━━ RECORDS FOR THIS TASK

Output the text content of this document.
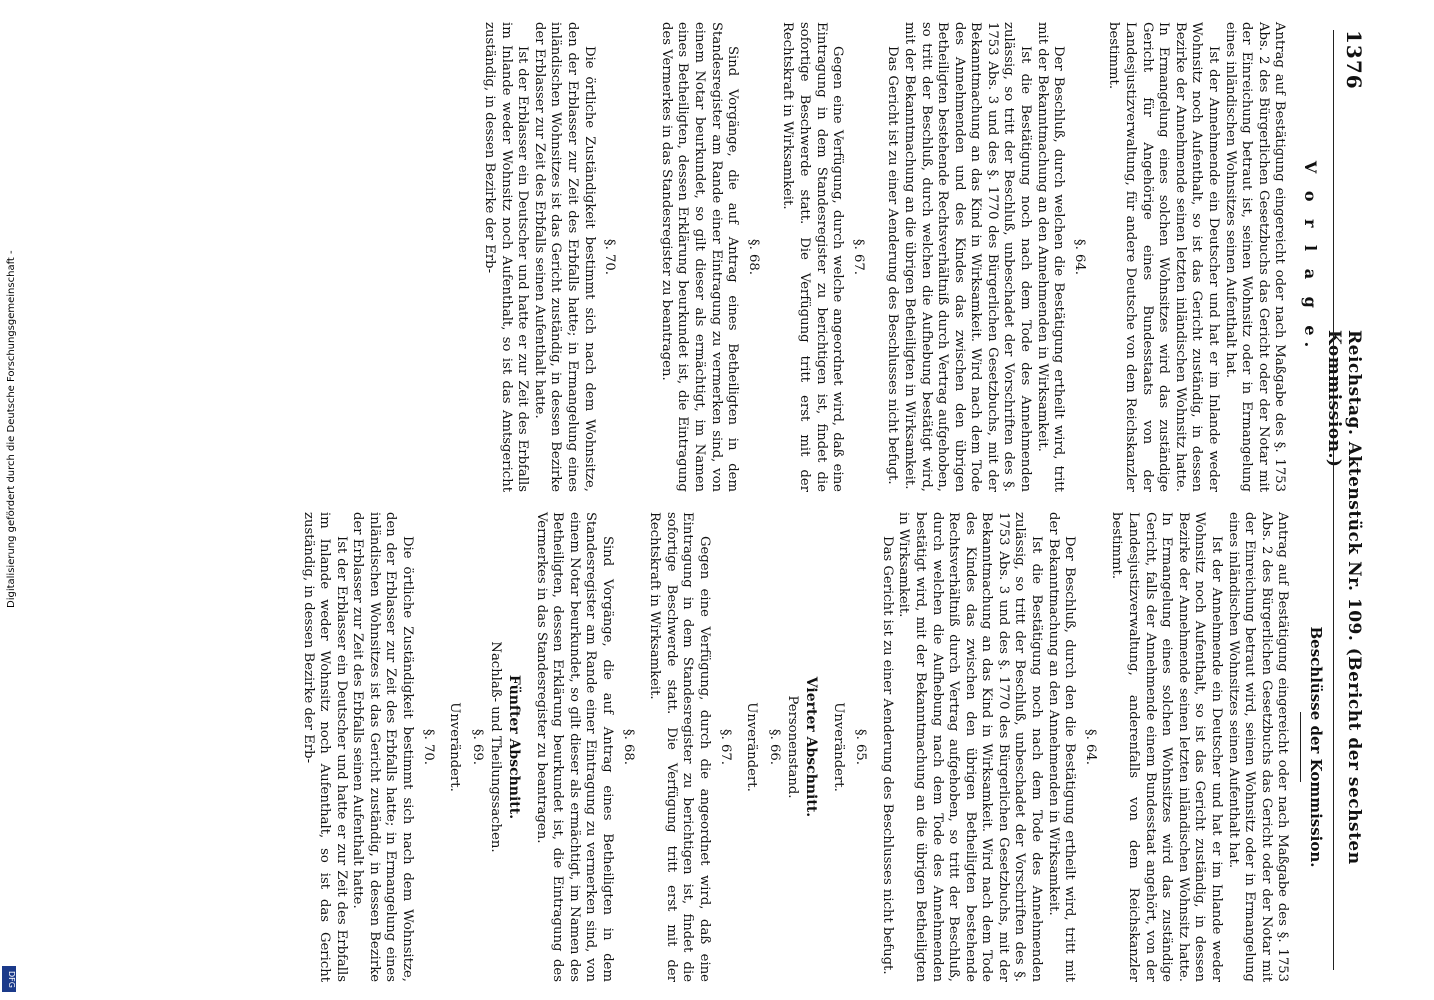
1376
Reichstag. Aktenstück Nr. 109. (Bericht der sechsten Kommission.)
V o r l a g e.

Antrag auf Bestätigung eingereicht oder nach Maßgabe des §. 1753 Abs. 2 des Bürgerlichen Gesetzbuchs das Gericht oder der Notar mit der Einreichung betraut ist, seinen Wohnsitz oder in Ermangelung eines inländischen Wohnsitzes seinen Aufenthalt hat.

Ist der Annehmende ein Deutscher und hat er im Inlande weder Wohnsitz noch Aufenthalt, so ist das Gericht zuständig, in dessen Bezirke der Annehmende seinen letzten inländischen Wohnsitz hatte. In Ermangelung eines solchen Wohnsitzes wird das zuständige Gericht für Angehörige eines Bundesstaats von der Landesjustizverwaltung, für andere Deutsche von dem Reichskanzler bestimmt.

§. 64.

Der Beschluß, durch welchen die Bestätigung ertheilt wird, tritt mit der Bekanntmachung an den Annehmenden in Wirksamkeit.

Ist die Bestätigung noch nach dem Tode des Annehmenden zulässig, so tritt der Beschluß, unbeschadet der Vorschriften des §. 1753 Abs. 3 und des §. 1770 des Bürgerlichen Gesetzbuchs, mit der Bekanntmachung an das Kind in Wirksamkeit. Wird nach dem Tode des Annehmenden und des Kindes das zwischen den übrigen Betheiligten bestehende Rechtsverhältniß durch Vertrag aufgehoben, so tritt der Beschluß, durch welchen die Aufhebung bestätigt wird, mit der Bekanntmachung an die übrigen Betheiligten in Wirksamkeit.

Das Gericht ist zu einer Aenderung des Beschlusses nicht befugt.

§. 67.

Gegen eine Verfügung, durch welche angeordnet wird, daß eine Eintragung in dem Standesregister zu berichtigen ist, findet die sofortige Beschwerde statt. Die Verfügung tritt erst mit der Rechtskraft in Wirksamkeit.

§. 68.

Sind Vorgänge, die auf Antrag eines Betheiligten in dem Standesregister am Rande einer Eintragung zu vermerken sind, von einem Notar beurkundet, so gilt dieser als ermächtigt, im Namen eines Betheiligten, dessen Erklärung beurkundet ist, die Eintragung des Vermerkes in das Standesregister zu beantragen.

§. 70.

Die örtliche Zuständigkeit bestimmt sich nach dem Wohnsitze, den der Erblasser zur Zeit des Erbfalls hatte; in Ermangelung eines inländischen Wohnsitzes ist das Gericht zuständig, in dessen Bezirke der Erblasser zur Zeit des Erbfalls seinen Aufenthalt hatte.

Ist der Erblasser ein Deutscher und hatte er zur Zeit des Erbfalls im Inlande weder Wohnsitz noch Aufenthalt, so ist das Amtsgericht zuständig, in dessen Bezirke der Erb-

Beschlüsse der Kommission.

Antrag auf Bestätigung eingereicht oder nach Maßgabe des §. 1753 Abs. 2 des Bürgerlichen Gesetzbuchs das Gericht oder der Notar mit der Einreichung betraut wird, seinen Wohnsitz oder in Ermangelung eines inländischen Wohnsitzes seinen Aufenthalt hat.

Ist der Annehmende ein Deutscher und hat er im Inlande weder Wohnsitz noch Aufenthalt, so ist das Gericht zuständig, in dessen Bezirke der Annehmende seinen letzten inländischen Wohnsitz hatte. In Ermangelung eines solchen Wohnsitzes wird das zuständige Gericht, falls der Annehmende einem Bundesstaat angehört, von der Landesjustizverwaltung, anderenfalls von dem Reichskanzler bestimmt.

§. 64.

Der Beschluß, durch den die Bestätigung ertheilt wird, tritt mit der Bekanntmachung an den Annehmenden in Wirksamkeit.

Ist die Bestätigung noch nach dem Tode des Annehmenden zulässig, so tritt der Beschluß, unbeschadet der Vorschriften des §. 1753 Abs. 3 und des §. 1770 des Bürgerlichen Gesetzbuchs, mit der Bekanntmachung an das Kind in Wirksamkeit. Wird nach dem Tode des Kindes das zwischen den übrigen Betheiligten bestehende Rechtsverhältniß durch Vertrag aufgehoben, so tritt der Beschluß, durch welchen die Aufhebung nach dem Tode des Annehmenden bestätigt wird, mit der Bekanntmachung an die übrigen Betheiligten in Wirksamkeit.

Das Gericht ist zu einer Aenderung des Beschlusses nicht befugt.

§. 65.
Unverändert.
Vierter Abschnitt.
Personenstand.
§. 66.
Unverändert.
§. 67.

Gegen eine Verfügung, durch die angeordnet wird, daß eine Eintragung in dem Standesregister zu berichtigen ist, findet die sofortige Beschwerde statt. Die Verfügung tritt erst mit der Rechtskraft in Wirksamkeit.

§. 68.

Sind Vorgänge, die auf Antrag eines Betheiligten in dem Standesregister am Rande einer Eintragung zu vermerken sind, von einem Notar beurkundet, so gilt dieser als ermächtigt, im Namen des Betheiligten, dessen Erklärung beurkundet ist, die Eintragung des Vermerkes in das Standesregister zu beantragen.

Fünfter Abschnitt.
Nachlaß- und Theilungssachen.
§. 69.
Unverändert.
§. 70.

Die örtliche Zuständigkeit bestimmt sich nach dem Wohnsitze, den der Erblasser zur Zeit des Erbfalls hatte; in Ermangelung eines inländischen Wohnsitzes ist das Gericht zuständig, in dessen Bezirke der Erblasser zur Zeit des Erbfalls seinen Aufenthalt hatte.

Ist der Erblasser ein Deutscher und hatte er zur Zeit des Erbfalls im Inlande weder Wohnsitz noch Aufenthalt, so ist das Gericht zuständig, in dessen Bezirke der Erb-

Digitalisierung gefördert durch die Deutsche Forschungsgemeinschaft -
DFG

━━━━
━━ RECORDS FOR THIS TASK

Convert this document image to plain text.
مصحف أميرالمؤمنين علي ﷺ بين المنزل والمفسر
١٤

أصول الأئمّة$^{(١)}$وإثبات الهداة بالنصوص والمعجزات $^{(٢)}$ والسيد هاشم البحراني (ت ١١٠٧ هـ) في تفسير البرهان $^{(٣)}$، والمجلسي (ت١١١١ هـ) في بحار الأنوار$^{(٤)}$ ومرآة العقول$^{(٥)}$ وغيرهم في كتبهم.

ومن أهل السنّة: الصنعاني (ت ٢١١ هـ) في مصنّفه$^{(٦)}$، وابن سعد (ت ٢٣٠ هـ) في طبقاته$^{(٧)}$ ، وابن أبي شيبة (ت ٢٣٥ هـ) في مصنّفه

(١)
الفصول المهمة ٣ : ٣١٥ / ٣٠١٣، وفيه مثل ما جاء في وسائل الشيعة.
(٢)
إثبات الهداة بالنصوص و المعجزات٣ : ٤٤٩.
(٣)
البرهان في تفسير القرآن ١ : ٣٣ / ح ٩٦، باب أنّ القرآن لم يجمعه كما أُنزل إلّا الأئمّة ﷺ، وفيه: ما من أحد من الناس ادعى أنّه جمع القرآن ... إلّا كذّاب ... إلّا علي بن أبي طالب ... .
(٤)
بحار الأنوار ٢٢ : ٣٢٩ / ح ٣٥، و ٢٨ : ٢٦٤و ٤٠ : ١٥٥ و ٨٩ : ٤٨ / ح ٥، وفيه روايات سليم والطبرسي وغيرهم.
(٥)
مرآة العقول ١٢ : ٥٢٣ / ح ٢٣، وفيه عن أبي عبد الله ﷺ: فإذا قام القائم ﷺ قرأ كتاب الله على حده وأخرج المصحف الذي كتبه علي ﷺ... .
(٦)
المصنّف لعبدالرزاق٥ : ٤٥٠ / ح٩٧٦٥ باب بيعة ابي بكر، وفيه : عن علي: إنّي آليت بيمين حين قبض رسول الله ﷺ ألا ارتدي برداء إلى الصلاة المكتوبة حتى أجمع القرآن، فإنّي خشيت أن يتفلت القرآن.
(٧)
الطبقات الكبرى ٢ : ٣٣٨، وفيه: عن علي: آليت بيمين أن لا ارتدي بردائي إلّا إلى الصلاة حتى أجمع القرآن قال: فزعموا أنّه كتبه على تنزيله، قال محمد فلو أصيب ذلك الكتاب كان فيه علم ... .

━━━━
━━ RECORDS FOR THIS TASK

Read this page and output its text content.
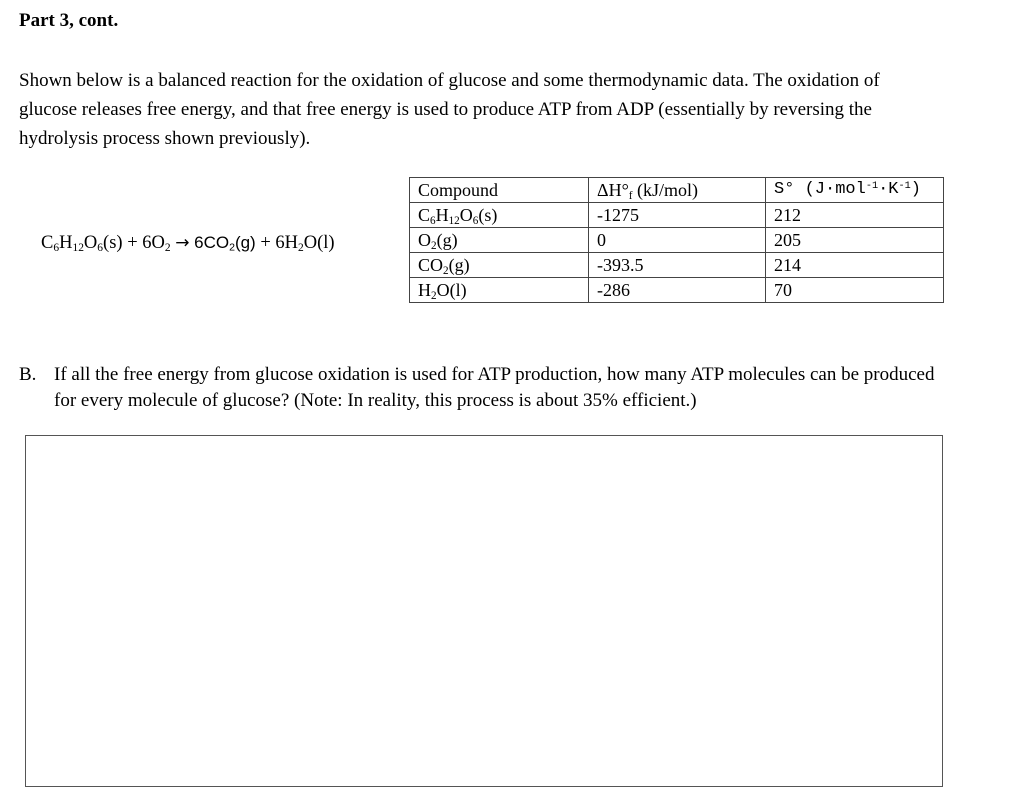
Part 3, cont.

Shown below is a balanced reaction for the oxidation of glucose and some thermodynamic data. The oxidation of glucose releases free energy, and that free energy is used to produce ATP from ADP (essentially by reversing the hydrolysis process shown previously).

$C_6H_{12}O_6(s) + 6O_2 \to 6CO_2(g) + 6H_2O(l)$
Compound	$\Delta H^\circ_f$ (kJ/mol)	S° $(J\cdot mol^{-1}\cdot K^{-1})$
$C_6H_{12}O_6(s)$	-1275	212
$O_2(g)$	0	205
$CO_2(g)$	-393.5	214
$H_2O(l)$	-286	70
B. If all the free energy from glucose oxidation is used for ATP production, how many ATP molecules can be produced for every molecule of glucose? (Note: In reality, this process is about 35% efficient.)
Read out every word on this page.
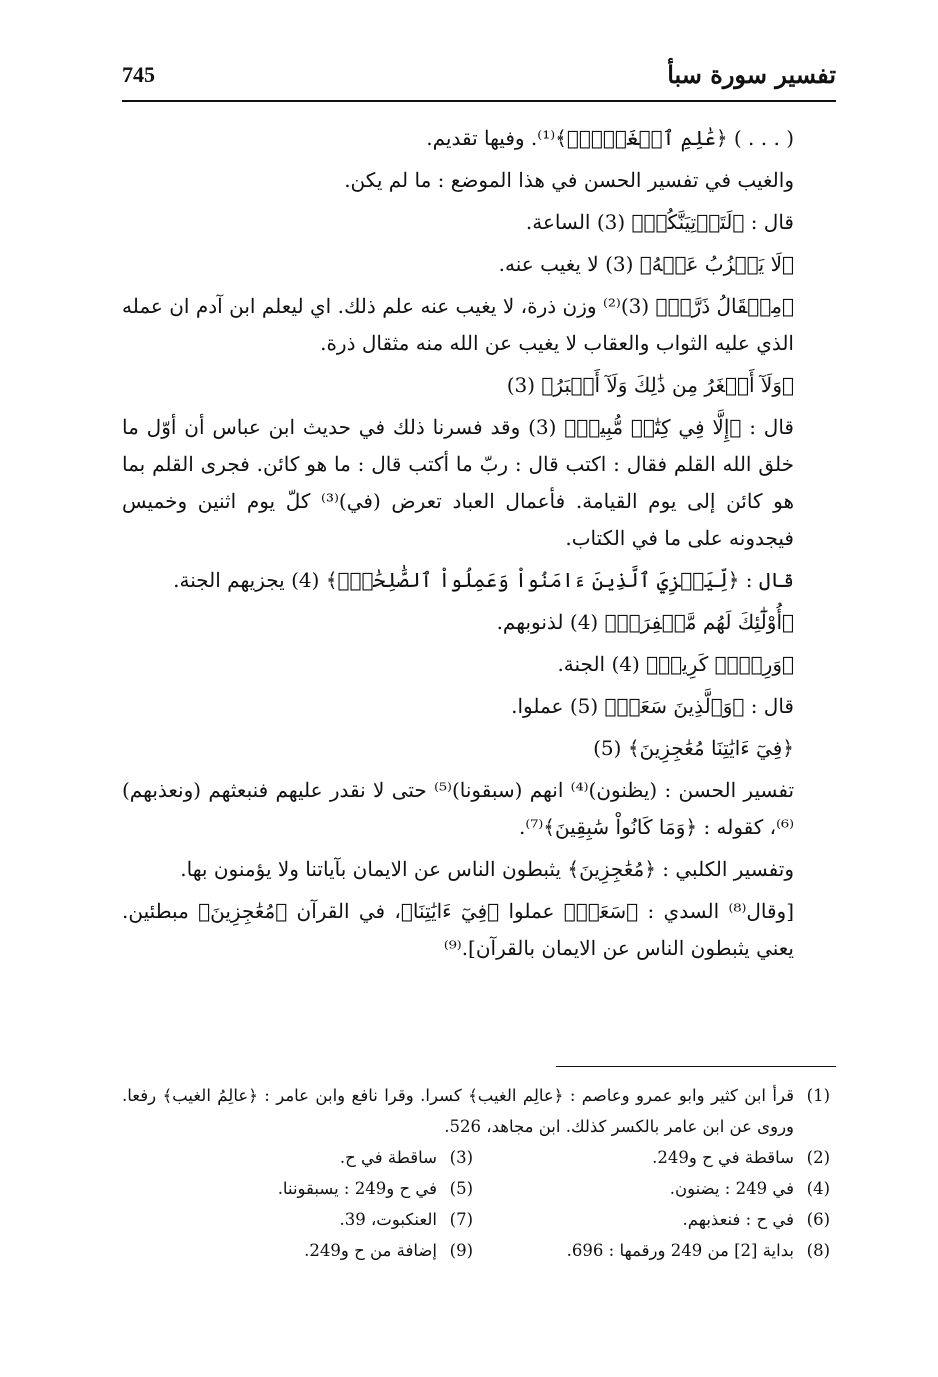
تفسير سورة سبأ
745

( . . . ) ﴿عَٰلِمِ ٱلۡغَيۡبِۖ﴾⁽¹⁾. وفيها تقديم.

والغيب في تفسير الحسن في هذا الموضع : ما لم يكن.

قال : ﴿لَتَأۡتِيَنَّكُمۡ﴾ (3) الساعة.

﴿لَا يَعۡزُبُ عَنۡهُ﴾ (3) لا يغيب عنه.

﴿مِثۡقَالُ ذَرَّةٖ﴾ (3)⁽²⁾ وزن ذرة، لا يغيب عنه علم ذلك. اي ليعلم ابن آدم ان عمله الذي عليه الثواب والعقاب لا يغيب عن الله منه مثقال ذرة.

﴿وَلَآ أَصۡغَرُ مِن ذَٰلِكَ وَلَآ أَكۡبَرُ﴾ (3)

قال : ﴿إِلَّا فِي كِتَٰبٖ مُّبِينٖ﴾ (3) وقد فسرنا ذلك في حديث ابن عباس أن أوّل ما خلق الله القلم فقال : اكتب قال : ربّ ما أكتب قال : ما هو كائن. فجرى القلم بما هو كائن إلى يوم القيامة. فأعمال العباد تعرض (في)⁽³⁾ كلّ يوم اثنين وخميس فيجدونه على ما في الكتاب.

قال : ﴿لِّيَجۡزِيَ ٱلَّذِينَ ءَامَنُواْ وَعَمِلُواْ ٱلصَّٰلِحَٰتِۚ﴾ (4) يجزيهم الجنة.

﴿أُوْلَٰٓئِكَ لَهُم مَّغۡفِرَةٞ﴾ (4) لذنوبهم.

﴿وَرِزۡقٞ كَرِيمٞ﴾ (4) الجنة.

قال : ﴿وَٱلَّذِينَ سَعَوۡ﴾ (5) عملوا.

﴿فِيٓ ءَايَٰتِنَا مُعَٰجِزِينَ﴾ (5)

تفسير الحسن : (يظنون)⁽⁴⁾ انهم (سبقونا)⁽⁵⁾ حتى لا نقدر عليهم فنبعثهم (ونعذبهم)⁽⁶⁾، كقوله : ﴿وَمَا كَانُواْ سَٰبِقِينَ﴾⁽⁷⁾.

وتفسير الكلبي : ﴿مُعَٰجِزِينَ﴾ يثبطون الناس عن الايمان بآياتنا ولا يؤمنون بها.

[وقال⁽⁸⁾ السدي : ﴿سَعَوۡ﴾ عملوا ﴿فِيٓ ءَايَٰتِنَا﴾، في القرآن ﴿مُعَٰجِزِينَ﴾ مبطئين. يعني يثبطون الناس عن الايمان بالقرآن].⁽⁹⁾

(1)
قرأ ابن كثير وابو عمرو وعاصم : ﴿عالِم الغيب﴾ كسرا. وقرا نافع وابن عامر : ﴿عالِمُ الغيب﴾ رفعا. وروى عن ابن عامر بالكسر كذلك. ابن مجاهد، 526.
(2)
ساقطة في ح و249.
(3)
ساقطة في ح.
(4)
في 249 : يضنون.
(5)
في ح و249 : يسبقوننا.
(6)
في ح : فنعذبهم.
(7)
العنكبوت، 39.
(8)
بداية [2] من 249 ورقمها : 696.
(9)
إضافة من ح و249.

━━━━

### TASK BRIEF
Filter the records above for "الأنوار" and copy every matching line.

### ANSWER TO THE PROBLEM
أصول الأئمّة$^{(١)}$وإثبات الهداة بالنصوص والمعجزات $^{(٢)}$ والسيد هاشم البحراني (ت ١١٠٧ هـ) في تفسير البرهان $^{(٣)}$، والمجلسي (ت١١١١ هـ) في بحار الأنوار$^{(٤)}$ ومرآة العقول$^{(٥)}$ وغيرهم في كتبهم.
بحار الأنوار ٢٢ : ٣٢٩ / ح ٣٥، و ٢٨ : ٢٦٤و ٤٠ : ١٥٥ و ٨٩ : ٤٨ / ح ٥، وفيه روايات سليم والطبرسي وغيرهم.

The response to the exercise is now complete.